- What the task requires
Identify every line containing the word "have" and reproduce each one.

- Records supplied
● ● ●

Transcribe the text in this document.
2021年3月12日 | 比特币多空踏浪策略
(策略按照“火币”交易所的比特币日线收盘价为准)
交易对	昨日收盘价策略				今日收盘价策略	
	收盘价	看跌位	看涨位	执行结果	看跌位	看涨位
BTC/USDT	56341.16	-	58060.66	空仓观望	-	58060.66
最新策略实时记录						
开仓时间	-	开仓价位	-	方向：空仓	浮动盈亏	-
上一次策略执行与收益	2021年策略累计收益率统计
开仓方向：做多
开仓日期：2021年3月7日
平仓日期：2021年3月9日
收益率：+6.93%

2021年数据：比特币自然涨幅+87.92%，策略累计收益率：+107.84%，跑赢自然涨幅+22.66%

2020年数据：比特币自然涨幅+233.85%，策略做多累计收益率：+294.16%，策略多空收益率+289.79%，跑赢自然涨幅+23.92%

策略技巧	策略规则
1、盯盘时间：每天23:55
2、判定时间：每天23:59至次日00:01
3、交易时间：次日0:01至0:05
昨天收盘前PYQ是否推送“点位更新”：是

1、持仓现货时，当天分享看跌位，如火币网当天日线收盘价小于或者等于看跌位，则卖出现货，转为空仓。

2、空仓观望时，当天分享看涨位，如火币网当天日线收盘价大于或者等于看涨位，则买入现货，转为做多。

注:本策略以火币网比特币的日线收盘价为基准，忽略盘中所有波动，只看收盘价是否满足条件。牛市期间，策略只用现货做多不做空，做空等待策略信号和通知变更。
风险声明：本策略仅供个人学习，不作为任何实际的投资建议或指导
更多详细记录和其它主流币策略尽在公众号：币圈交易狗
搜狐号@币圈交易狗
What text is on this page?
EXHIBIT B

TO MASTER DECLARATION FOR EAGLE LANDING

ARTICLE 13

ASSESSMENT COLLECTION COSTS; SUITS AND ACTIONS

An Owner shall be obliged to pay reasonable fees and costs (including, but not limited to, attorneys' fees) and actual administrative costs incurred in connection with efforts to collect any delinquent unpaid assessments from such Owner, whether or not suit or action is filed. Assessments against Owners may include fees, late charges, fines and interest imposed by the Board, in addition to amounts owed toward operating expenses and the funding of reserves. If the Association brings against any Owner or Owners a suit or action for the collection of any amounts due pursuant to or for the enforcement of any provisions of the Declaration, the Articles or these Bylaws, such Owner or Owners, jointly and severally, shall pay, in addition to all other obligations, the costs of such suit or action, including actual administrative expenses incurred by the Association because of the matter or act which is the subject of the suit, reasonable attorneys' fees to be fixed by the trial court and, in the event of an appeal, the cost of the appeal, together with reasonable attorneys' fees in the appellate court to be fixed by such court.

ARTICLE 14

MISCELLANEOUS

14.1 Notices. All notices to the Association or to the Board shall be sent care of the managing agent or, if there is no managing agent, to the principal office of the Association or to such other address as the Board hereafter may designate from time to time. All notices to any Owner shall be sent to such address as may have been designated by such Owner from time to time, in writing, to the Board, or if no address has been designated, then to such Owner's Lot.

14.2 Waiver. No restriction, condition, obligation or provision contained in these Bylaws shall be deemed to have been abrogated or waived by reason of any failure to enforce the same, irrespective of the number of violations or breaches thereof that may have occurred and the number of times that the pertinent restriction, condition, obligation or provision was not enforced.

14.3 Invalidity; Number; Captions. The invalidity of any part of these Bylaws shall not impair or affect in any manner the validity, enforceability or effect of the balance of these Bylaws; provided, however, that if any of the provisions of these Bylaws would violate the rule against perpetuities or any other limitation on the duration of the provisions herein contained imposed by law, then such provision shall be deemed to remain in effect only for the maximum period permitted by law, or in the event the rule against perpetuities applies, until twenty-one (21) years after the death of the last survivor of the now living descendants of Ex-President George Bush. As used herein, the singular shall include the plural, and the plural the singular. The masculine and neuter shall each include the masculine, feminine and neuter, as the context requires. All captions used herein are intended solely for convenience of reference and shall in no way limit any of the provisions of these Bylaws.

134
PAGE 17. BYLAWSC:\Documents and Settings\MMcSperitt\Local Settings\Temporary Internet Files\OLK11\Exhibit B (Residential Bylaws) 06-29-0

● ● ●

- Correct answer
14.1 Notices. All notices to the Association or to the Board shall be sent care of the managing agent or, if there is no managing agent, to the principal office of the Association or to such other address as the Board hereafter may designate from time to time. All notices to any Owner shall be sent to such address as may have been designated by such Owner from time to time, in writing, to the Board, or if no address has been designated, then to such Owner's Lot.
14.2 Waiver. No restriction, condition, obligation or provision contained in these Bylaws shall be deemed to have been abrogated or waived by reason of any failure to enforce the same, irrespective of the number of violations or breaches thereof that may have occurred and the number of times that the pertinent restriction, condition, obligation or provision was not enforced.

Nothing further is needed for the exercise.